§ **TAREFA DO EXERCÍCIO**
Transcreva sem nenhuma alteração o trecho dos registros que começa na linha que contém "people-icon xyxy=(700,218,730,240)" e termina na linha que contém "facilitators-bio xyxy=(95,792,696,840)", incluindo essas duas linhas.

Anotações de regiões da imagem
*-*-*

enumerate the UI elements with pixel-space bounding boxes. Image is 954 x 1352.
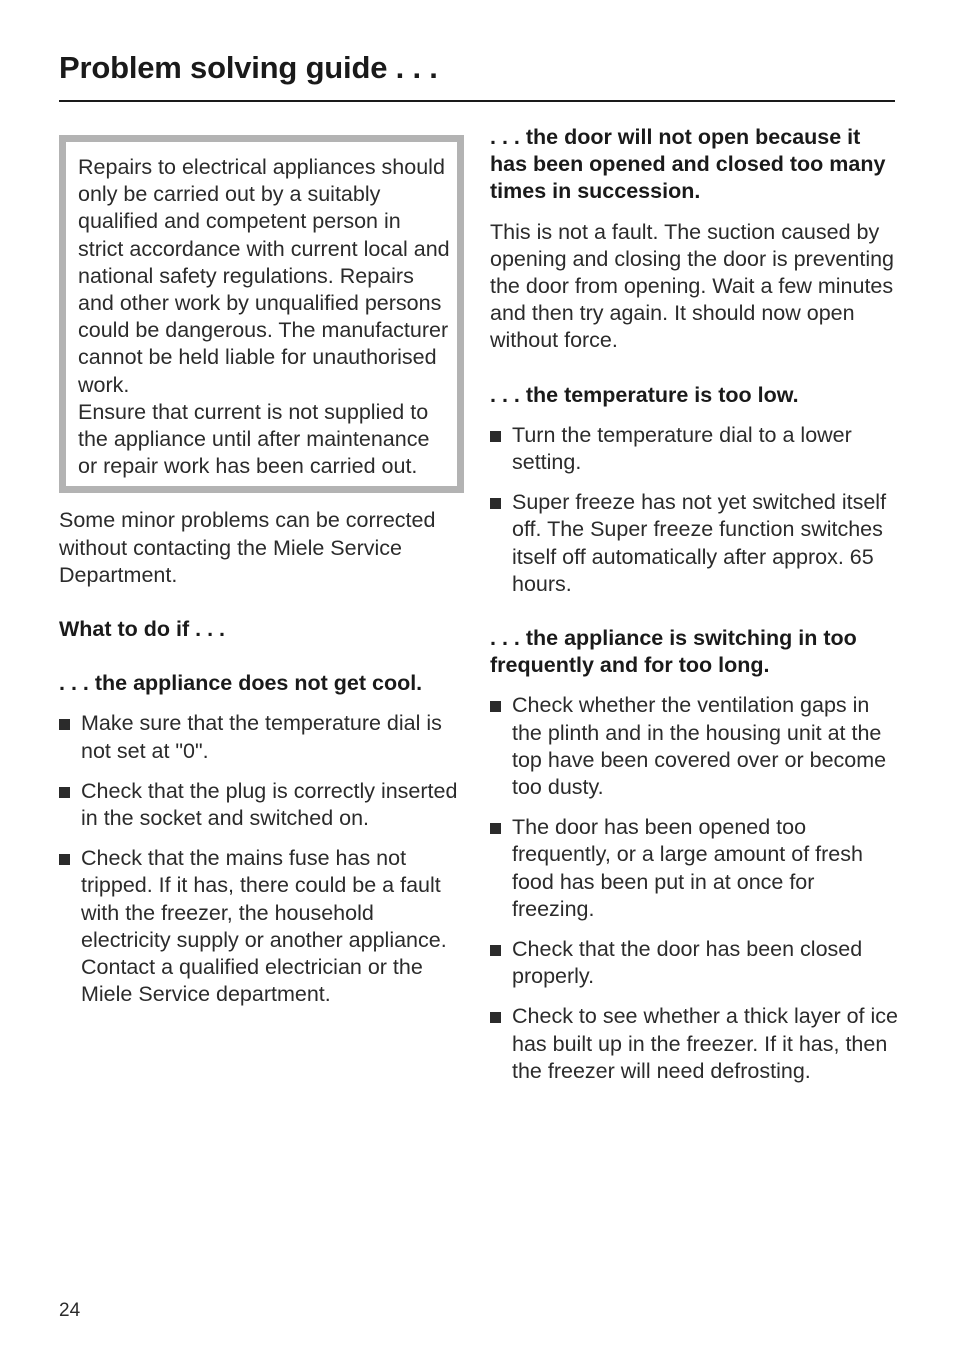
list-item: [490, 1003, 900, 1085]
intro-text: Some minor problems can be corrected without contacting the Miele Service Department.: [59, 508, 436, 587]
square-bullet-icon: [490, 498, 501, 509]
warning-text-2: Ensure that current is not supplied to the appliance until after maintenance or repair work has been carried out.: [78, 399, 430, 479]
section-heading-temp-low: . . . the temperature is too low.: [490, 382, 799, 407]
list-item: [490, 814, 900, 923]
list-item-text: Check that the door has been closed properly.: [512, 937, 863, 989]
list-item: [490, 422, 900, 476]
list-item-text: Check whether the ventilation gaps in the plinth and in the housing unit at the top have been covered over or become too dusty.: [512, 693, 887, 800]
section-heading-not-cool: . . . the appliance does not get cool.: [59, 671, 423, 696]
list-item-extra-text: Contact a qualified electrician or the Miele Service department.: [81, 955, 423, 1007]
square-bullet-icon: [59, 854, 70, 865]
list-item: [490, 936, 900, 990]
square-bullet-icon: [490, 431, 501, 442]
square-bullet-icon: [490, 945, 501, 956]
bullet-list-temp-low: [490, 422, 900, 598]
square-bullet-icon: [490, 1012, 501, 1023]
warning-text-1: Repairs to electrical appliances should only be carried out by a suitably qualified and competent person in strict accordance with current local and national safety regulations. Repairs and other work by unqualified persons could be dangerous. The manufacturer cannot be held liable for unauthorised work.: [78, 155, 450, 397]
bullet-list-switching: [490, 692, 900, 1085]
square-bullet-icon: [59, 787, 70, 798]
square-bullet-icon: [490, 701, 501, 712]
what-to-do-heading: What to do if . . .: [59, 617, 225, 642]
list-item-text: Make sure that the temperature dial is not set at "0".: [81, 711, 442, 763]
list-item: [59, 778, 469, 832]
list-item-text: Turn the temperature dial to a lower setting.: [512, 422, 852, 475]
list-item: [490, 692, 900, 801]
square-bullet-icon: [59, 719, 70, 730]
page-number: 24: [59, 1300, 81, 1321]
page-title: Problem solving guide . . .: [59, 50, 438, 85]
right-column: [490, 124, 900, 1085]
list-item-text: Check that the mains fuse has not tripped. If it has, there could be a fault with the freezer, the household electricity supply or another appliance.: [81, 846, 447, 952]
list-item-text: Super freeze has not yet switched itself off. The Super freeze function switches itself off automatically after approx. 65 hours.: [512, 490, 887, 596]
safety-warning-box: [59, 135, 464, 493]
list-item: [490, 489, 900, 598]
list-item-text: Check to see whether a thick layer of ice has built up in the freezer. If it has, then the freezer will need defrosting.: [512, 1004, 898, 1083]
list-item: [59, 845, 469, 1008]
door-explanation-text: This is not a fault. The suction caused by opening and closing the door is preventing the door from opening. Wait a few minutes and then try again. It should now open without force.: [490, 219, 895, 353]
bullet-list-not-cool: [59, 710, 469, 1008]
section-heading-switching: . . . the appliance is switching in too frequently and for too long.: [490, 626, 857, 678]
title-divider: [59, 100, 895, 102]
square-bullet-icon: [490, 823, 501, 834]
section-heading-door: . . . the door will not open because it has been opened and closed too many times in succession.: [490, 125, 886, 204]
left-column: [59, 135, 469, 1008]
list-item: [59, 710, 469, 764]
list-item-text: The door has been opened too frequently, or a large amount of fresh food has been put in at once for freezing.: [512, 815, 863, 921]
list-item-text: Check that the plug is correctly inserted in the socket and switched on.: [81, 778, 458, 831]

*-*-*

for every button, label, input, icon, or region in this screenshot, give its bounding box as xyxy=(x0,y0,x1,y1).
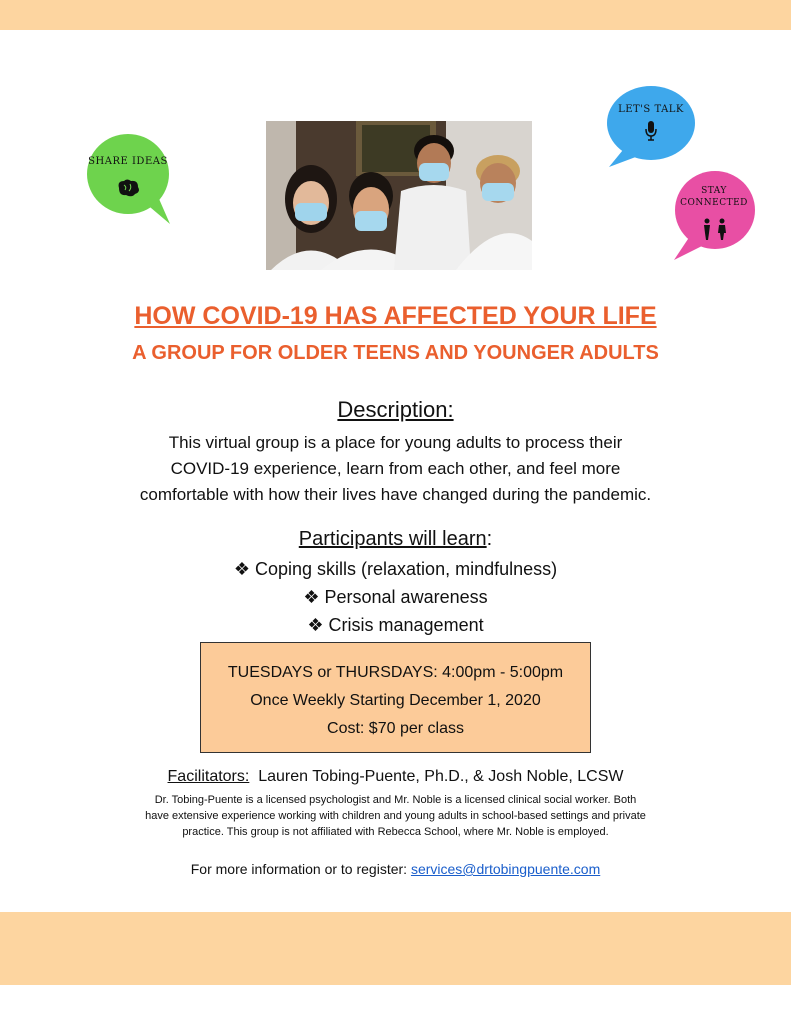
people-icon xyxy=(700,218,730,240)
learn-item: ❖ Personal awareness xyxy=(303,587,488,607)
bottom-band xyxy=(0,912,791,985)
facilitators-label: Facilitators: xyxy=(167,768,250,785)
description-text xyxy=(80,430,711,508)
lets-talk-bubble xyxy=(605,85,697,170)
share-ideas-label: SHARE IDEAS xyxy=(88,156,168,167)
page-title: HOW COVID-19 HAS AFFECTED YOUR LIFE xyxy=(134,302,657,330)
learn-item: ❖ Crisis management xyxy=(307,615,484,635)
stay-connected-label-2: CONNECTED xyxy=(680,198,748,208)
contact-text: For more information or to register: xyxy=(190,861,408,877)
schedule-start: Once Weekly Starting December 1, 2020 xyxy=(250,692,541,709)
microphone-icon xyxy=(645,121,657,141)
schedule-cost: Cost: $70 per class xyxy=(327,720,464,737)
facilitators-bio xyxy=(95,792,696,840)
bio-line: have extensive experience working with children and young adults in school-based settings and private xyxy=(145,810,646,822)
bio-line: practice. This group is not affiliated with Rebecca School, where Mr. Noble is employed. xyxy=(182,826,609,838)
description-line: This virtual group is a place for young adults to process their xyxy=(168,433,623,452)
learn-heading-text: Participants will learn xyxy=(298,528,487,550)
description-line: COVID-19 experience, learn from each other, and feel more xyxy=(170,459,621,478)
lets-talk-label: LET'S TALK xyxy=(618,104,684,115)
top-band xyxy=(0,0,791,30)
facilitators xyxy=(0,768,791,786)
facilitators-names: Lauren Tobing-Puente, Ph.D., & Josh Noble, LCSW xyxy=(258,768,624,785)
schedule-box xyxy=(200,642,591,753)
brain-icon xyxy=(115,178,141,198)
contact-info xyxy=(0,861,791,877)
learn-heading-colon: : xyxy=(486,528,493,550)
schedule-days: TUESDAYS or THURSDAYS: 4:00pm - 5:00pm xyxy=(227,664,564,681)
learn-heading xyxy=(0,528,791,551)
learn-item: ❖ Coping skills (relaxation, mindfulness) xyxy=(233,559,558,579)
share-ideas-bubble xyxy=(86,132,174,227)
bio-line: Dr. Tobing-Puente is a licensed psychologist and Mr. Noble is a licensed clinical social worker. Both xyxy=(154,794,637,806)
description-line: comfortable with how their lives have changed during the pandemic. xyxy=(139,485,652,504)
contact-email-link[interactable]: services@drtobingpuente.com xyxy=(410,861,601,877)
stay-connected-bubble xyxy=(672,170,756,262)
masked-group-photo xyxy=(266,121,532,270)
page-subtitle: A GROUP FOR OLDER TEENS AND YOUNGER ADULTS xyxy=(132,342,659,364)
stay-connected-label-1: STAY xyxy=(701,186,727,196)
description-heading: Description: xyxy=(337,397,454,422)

*-*-*

§ **RESPOSTA ESCRITA**
people-icon xyxy=(700,218,730,240)
learn-item: ❖ Personal awareness xyxy=(303,587,488,607)
bottom-band xyxy=(0,912,791,985)
facilitators-label: Facilitators: xyxy=(167,768,250,785)
description-text xyxy=(80,430,711,508)
lets-talk-bubble xyxy=(605,85,697,170)
share-ideas-label: SHARE IDEAS xyxy=(88,156,168,167)
page-title: HOW COVID-19 HAS AFFECTED YOUR LIFE xyxy=(134,302,657,330)
learn-item: ❖ Crisis management xyxy=(307,615,484,635)
stay-connected-label-2: CONNECTED xyxy=(680,198,748,208)
contact-text: For more information or to register: xyxy=(190,861,408,877)
schedule-start: Once Weekly Starting December 1, 2020 xyxy=(250,692,541,709)
microphone-icon xyxy=(645,121,657,141)
schedule-cost: Cost: $70 per class xyxy=(327,720,464,737)
facilitators-bio xyxy=(95,792,696,840)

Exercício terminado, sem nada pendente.